▶ **EXERCISE TASK**: Copy out each line of the material below that holds the string "JSON".

[Start SOURCE DATA]

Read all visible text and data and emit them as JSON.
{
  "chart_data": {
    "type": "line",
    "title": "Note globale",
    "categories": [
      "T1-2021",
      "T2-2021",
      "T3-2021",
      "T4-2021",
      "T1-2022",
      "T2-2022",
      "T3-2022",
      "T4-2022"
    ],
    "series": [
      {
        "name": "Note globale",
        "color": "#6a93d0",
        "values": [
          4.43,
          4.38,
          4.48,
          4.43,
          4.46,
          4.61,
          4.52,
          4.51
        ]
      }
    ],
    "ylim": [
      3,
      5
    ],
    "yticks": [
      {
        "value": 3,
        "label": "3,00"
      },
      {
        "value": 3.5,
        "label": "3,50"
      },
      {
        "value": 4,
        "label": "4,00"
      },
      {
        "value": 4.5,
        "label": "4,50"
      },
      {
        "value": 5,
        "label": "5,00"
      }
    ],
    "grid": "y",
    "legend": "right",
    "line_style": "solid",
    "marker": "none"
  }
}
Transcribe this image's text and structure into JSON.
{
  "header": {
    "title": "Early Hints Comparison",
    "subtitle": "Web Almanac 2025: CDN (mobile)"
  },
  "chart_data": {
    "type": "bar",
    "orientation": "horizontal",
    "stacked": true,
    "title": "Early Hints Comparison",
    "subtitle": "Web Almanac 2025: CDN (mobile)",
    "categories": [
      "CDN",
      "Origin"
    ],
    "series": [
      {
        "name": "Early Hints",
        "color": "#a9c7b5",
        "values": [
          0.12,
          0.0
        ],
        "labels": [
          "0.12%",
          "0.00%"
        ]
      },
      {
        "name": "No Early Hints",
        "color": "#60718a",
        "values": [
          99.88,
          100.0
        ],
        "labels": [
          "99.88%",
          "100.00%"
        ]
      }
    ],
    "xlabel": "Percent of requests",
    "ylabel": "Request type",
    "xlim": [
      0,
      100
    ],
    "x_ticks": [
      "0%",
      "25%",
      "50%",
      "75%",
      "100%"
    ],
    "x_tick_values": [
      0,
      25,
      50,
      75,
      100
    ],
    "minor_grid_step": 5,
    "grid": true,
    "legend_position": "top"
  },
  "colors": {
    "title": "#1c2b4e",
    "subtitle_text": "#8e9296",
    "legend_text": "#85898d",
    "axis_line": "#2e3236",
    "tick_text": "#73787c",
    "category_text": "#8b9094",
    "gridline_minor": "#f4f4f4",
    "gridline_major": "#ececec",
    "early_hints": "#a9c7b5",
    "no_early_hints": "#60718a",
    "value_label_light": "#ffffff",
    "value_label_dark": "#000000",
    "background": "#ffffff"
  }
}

[End SOURCE DATA]

▶ **FINISHED TASK**:
Read all visible text and data and emit them as JSON.
Transcribe this image's text and structure into JSON.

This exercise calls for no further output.